• **Material shown**:
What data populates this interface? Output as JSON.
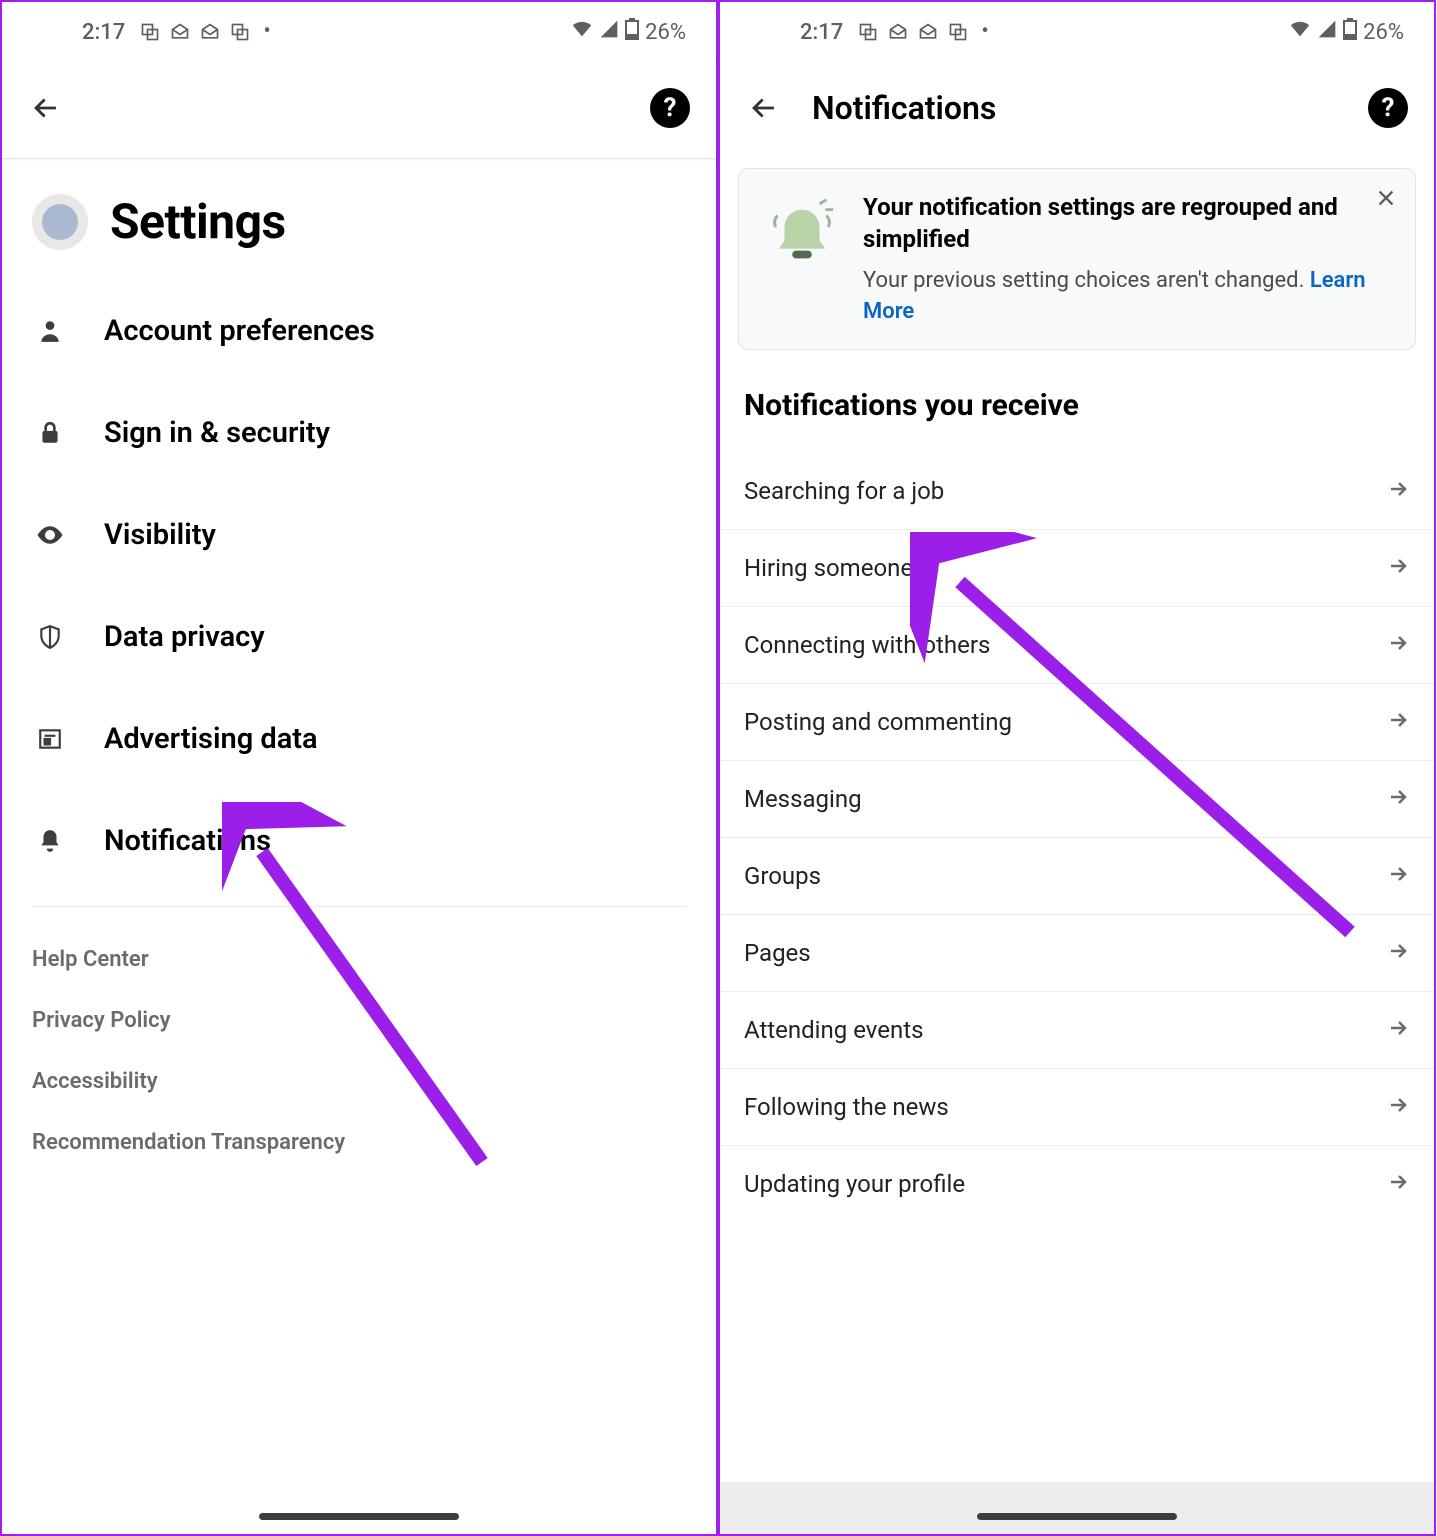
{
  "status": {
    "time": "2:17",
    "battery": "26%"
  },
  "left": {
    "page_title": "Settings",
    "items": [
      {
        "label": "Account preferences"
      },
      {
        "label": "Sign in & security"
      },
      {
        "label": "Visibility"
      },
      {
        "label": "Data privacy"
      },
      {
        "label": "Advertising data"
      },
      {
        "label": "Notifications"
      }
    ],
    "footer_links": [
      {
        "label": "Help Center"
      },
      {
        "label": "Privacy Policy"
      },
      {
        "label": "Accessibility"
      },
      {
        "label": "Recommendation Transparency"
      }
    ]
  },
  "right": {
    "page_title": "Notifications",
    "banner": {
      "title": "Your notification settings are regrouped and simplified",
      "subtitle_prefix": "Your previous setting choices aren't changed. ",
      "learn_more": "Learn More"
    },
    "section_title": "Notifications you receive",
    "items": [
      {
        "label": "Searching for a job"
      },
      {
        "label": "Hiring someone"
      },
      {
        "label": "Connecting with others"
      },
      {
        "label": "Posting and commenting"
      },
      {
        "label": "Messaging"
      },
      {
        "label": "Groups"
      },
      {
        "label": "Pages"
      },
      {
        "label": "Attending events"
      },
      {
        "label": "Following the news"
      },
      {
        "label": "Updating your profile"
      }
    ]
  }
}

• **Task goal**: Copy out each line that contains the word "Notifications".

• **Written answer**:
        "label": "Notifications"
    "page_title": "Notifications",
    "section_title": "Notifications you receive",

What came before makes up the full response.